→ **TASK DIRECTIONS**: Select the lines below containing the word "certifies".

★ ★ ★ ★ ★ ★ ★

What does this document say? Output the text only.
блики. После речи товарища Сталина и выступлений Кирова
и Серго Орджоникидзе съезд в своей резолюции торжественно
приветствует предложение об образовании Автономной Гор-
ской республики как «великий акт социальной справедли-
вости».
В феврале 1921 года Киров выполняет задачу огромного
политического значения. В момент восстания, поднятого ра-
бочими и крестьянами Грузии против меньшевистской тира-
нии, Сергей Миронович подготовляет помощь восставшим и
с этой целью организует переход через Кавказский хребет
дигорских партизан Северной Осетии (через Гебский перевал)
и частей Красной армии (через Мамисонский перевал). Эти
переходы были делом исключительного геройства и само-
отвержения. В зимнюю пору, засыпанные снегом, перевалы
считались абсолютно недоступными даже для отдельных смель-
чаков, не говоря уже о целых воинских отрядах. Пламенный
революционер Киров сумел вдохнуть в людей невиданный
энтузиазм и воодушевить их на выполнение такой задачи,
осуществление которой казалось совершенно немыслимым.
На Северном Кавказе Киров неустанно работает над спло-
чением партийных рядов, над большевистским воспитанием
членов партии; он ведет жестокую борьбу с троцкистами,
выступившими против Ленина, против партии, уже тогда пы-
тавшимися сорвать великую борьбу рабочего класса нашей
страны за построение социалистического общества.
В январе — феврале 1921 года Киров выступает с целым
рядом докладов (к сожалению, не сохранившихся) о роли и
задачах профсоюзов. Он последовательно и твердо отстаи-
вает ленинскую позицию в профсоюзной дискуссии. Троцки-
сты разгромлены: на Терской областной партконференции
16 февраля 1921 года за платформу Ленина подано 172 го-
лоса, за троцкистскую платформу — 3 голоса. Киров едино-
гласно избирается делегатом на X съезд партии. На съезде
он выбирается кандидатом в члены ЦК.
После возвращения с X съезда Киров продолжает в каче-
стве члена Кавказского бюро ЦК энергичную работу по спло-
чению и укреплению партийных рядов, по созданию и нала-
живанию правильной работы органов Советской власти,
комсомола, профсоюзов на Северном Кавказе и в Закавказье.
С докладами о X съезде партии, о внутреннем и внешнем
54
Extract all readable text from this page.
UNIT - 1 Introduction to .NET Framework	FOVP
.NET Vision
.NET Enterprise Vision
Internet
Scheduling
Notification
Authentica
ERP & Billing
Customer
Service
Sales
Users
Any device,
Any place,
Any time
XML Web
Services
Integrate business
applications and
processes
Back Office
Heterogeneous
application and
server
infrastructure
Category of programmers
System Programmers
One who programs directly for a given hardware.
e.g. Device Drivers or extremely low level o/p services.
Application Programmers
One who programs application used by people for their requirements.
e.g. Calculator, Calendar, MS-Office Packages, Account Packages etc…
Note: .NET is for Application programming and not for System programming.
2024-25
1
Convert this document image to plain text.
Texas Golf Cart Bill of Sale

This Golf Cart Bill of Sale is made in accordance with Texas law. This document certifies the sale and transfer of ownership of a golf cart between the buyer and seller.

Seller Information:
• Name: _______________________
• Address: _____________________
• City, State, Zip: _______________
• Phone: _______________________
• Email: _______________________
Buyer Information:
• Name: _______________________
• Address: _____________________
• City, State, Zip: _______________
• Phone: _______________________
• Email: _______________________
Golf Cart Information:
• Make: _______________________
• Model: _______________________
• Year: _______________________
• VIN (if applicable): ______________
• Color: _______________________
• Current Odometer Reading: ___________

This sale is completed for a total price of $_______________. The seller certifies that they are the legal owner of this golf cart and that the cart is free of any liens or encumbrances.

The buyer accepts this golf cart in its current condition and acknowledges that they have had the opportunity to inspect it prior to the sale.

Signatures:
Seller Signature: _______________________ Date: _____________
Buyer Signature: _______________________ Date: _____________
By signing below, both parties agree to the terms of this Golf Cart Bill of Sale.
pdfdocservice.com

★ ★ ★ ★ ★ ★ ★

→ **IN RESPONSE**:
This Golf Cart Bill of Sale is made in accordance with Texas law. This document certifies the sale and transfer of ownership of a golf cart between the buyer and seller.
This sale is completed for a total price of $_______________. The seller certifies that they are the legal owner of this golf cart and that the cart is free of any liens or encumbrances.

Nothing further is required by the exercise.